--- begin EXERCISE MATERIALS ---
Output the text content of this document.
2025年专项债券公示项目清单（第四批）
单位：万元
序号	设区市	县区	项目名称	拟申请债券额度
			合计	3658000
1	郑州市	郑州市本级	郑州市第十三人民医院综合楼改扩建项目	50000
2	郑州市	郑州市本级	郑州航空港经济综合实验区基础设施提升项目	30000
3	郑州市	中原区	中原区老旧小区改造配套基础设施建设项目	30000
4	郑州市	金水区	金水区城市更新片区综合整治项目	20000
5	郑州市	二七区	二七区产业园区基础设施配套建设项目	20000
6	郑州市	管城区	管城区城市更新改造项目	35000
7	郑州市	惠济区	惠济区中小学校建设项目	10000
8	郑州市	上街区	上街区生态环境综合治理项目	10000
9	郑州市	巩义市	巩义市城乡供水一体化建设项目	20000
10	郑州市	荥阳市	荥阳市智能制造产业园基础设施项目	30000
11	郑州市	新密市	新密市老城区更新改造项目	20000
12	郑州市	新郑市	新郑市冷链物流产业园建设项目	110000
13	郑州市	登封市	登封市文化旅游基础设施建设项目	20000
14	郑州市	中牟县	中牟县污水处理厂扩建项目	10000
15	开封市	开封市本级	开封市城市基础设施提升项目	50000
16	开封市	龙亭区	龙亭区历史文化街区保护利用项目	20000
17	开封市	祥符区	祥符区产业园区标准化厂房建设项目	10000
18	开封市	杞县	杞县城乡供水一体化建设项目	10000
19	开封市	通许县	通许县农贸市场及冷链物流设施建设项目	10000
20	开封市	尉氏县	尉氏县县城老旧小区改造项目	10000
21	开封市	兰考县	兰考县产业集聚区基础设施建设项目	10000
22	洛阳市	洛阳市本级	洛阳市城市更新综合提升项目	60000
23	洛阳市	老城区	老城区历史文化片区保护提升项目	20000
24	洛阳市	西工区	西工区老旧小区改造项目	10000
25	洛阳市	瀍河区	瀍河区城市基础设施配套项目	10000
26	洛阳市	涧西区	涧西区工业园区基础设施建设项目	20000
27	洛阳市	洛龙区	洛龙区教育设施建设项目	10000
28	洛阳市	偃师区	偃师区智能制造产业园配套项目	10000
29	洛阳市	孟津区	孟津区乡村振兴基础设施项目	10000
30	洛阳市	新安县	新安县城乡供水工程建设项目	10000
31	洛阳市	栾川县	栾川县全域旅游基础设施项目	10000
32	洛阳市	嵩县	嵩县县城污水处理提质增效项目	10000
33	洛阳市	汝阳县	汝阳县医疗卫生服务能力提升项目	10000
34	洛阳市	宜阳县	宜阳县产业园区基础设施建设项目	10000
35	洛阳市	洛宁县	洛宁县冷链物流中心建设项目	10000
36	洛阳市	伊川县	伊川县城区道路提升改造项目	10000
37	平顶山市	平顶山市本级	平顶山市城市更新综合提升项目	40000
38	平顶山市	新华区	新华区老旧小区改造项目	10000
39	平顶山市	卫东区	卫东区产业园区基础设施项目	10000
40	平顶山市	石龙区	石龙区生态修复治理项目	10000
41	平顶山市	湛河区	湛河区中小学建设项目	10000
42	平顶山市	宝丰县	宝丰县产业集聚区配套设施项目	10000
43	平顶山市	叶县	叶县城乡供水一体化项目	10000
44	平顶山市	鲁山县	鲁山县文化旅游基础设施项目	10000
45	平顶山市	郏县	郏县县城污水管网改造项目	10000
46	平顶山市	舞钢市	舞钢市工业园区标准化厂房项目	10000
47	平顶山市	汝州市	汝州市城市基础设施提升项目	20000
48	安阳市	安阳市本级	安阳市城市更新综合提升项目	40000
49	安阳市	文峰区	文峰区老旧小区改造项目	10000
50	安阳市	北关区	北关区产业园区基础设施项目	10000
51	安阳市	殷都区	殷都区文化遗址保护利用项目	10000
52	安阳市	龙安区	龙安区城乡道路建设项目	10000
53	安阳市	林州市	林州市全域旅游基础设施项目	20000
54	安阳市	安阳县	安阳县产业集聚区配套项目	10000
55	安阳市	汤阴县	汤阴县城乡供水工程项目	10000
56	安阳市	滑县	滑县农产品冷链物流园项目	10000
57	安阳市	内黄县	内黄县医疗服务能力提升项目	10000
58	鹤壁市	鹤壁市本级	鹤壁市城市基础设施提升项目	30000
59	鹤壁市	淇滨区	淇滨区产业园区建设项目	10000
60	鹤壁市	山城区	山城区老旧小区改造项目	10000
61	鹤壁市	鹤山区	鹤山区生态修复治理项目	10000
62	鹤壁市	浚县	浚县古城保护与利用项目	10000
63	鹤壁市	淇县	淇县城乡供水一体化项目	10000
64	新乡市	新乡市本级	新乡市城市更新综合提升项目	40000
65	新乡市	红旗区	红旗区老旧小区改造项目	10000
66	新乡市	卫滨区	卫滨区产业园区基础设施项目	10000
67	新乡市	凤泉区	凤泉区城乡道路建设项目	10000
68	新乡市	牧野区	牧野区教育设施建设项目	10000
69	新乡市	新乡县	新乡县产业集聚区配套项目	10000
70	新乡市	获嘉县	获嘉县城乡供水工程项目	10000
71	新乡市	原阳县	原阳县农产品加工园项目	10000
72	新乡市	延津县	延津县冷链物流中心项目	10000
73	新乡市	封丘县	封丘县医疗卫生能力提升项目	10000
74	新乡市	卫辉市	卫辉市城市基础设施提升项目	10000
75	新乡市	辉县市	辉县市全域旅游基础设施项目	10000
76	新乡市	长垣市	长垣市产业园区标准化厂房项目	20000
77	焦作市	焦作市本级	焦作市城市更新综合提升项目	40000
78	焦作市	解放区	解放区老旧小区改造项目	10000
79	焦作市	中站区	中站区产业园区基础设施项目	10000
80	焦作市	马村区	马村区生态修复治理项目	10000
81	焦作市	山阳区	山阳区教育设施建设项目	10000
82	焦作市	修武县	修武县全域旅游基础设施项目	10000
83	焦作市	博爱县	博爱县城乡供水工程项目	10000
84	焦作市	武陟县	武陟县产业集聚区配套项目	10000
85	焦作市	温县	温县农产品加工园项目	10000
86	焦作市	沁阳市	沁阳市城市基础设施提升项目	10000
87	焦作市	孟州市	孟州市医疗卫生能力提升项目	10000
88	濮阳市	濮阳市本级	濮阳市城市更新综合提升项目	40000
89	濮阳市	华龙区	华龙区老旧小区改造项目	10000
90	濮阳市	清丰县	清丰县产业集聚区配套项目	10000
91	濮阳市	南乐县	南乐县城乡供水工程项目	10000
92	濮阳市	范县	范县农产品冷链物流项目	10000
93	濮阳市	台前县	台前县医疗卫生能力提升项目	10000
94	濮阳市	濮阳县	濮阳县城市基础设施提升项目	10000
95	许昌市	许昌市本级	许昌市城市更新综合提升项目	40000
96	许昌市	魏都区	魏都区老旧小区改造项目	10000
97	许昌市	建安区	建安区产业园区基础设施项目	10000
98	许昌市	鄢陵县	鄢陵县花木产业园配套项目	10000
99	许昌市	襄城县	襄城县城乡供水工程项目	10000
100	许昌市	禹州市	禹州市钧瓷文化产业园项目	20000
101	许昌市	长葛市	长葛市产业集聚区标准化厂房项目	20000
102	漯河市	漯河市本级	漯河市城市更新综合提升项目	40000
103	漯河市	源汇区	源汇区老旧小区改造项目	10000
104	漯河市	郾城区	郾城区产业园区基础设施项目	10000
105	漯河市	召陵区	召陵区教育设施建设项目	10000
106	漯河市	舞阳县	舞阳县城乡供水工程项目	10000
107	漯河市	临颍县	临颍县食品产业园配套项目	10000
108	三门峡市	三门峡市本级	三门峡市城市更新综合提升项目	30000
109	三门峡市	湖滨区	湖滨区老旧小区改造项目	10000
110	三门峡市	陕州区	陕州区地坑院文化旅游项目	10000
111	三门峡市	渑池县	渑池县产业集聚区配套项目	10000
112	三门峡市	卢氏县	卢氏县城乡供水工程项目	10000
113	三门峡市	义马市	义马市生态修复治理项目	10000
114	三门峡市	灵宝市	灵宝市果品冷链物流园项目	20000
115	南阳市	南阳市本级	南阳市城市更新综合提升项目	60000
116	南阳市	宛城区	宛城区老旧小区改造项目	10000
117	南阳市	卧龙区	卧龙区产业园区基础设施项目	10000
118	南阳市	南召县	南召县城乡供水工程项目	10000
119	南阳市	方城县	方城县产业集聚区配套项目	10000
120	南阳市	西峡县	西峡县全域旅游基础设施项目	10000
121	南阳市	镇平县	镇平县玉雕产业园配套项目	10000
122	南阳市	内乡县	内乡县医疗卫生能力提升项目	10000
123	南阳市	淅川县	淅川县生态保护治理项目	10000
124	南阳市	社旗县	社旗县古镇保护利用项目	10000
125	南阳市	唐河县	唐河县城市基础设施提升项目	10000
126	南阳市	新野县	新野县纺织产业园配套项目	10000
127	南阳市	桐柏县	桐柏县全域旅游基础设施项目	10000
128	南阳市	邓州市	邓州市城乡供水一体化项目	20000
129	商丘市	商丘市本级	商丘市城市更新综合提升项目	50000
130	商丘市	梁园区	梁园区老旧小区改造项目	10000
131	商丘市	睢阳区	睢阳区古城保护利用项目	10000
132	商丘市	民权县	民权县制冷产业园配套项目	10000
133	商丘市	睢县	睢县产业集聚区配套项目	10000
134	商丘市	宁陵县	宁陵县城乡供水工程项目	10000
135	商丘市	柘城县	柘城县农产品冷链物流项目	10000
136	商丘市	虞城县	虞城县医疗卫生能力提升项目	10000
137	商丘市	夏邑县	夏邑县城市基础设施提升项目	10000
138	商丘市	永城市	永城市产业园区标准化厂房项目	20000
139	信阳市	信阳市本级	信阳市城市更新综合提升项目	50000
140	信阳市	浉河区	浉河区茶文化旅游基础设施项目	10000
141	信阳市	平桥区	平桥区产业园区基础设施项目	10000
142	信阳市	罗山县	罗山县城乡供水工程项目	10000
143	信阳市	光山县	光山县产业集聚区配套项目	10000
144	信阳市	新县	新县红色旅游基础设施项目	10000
--- end EXERCISE MATERIALS ---
WHAT THE EXERCISE ASKS
Pull out each line holding the string "平顶山市".

SOLUTION TO THIS PROBLEM
37	平顶山市	平顶山市本级	平顶山市城市更新综合提升项目	40000
38	平顶山市	新华区	新华区老旧小区改造项目	10000
39	平顶山市	卫东区	卫东区产业园区基础设施项目	10000
40	平顶山市	石龙区	石龙区生态修复治理项目	10000
41	平顶山市	湛河区	湛河区中小学建设项目	10000
42	平顶山市	宝丰县	宝丰县产业集聚区配套设施项目	10000
43	平顶山市	叶县	叶县城乡供水一体化项目	10000
44	平顶山市	鲁山县	鲁山县文化旅游基础设施项目	10000
45	平顶山市	郏县	郏县县城污水管网改造项目	10000
46	平顶山市	舞钢市	舞钢市工业园区标准化厂房项目	10000
47	平顶山市	汝州市	汝州市城市基础设施提升项目	20000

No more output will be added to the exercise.